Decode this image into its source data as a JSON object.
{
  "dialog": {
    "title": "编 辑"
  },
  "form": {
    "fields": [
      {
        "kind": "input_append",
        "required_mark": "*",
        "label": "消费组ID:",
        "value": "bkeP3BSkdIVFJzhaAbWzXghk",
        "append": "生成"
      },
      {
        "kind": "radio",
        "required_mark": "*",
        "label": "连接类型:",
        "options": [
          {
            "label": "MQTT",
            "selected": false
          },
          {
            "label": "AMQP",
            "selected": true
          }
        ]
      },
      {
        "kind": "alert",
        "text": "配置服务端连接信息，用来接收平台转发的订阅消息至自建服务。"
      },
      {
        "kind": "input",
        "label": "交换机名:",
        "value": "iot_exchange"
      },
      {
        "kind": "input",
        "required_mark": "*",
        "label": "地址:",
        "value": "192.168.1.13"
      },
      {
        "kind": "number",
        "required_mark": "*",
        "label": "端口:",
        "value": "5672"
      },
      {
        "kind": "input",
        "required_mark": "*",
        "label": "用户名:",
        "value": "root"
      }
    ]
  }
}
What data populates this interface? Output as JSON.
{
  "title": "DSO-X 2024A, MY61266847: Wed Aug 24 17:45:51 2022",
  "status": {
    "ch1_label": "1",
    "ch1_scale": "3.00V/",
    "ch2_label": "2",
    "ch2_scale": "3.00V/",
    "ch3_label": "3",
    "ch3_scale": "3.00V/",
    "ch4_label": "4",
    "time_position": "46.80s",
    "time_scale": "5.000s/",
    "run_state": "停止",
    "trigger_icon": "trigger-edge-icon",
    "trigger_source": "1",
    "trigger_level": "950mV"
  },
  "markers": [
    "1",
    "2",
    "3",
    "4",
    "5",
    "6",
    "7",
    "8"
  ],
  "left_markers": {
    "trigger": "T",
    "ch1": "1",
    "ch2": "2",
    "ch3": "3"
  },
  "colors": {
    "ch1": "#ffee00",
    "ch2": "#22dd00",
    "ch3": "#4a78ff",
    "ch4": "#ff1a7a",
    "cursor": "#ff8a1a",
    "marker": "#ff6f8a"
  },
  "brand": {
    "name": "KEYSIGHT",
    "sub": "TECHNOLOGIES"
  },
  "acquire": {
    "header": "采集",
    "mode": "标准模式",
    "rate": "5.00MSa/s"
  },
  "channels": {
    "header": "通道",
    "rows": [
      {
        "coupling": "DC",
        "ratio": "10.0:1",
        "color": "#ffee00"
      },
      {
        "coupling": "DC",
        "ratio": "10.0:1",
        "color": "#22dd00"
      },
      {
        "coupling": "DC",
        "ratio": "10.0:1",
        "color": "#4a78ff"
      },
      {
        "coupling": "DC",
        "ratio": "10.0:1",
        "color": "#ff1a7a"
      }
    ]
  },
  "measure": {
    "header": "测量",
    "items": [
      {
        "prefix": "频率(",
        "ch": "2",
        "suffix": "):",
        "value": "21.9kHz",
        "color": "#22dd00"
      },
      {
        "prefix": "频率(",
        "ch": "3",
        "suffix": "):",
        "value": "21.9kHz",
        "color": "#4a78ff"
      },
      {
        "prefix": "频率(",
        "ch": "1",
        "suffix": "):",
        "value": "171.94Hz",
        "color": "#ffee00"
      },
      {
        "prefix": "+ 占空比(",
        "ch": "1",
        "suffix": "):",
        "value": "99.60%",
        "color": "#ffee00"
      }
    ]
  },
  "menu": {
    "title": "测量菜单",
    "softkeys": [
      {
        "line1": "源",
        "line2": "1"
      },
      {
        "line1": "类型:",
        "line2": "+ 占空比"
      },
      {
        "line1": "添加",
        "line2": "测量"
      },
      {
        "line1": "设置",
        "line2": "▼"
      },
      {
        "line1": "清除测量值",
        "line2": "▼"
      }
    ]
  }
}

--------------------

_INSTRUCTION_
Quote the listing in full, please, keeping every line exact.

_EXERCISE RESULT_
Decode this image into its source data as a JSON object.
{
  "dialog": {
    "title": "编 辑"
  },
  "form": {
    "fields": [
      {
        "kind": "input_append",
        "required_mark": "*",
        "label": "消费组ID:",
        "value": "bkeP3BSkdIVFJzhaAbWzXghk",
        "append": "生成"
      },
      {
        "kind": "radio",
        "required_mark": "*",
        "label": "连接类型:",
        "options": [
          {
            "label": "MQTT",
            "selected": false
          },
          {
            "label": "AMQP",
            "selected": true
          }
        ]
      },
      {
        "kind": "alert",
        "text": "配置服务端连接信息，用来接收平台转发的订阅消息至自建服务。"
      },
      {
        "kind": "input",
        "label": "交换机名:",
        "value": "iot_exchange"
      },
      {
        "kind": "input",
        "required_mark": "*",
        "label": "地址:",
        "value": "192.168.1.13"
      },
      {
        "kind": "number",
        "required_mark": "*",
        "label": "端口:",
        "value": "5672"
      },
      {
        "kind": "input",
        "required_mark": "*",
        "label": "用户名:",
        "value": "root"
      }
    ]
  }
}
What data populates this interface? Output as JSON.
{
  "title": "DSO-X 2024A, MY61266847: Wed Aug 24 17:45:51 2022",
  "status": {
    "ch1_label": "1",
    "ch1_scale": "3.00V/",
    "ch2_label": "2",
    "ch2_scale": "3.00V/",
    "ch3_label": "3",
    "ch3_scale": "3.00V/",
    "ch4_label": "4",
    "time_position": "46.80s",
    "time_scale": "5.000s/",
    "run_state": "停止",
    "trigger_icon": "trigger-edge-icon",
    "trigger_source": "1",
    "trigger_level": "950mV"
  },
  "markers": [
    "1",
    "2",
    "3",
    "4",
    "5",
    "6",
    "7",
    "8"
  ],
  "left_markers": {
    "trigger": "T",
    "ch1": "1",
    "ch2": "2",
    "ch3": "3"
  },
  "colors": {
    "ch1": "#ffee00",
    "ch2": "#22dd00",
    "ch3": "#4a78ff",
    "ch4": "#ff1a7a",
    "cursor": "#ff8a1a",
    "marker": "#ff6f8a"
  },
  "brand": {
    "name": "KEYSIGHT",
    "sub": "TECHNOLOGIES"
  },
  "acquire": {
    "header": "采集",
    "mode": "标准模式",
    "rate": "5.00MSa/s"
  },
  "channels": {
    "header": "通道",
    "rows": [
      {
        "coupling": "DC",
        "ratio": "10.0:1",
        "color": "#ffee00"
      },
      {
        "coupling": "DC",
        "ratio": "10.0:1",
        "color": "#22dd00"
      },
      {
        "coupling": "DC",
        "ratio": "10.0:1",
        "color": "#4a78ff"
      },
      {
        "coupling": "DC",
        "ratio": "10.0:1",
        "color": "#ff1a7a"
      }
    ]
  },
  "measure": {
    "header": "测量",
    "items": [
      {
        "prefix": "频率(",
        "ch": "2",
        "suffix": "):",
        "value": "21.9kHz",
        "color": "#22dd00"
      },
      {
        "prefix": "频率(",
        "ch": "3",
        "suffix": "):",
        "value": "21.9kHz",
        "color": "#4a78ff"
      },
      {
        "prefix": "频率(",
        "ch": "1",
        "suffix": "):",
        "value": "171.94Hz",
        "color": "#ffee00"
      },
      {
        "prefix": "+ 占空比(",
        "ch": "1",
        "suffix": "):",
        "value": "99.60%",
        "color": "#ffee00"
      }
    ]
  },
  "menu": {
    "title": "测量菜单",
    "softkeys": [
      {
        "line1": "源",
        "line2": "1"
      },
      {
        "line1": "类型:",
        "line2": "+ 占空比"
      },
      {
        "line1": "添加",
        "line2": "测量"
      },
      {
        "line1": "设置",
        "line2": "▼"
      },
      {
        "line1": "清除测量值",
        "line2": "▼"
      }
    ]
  }
}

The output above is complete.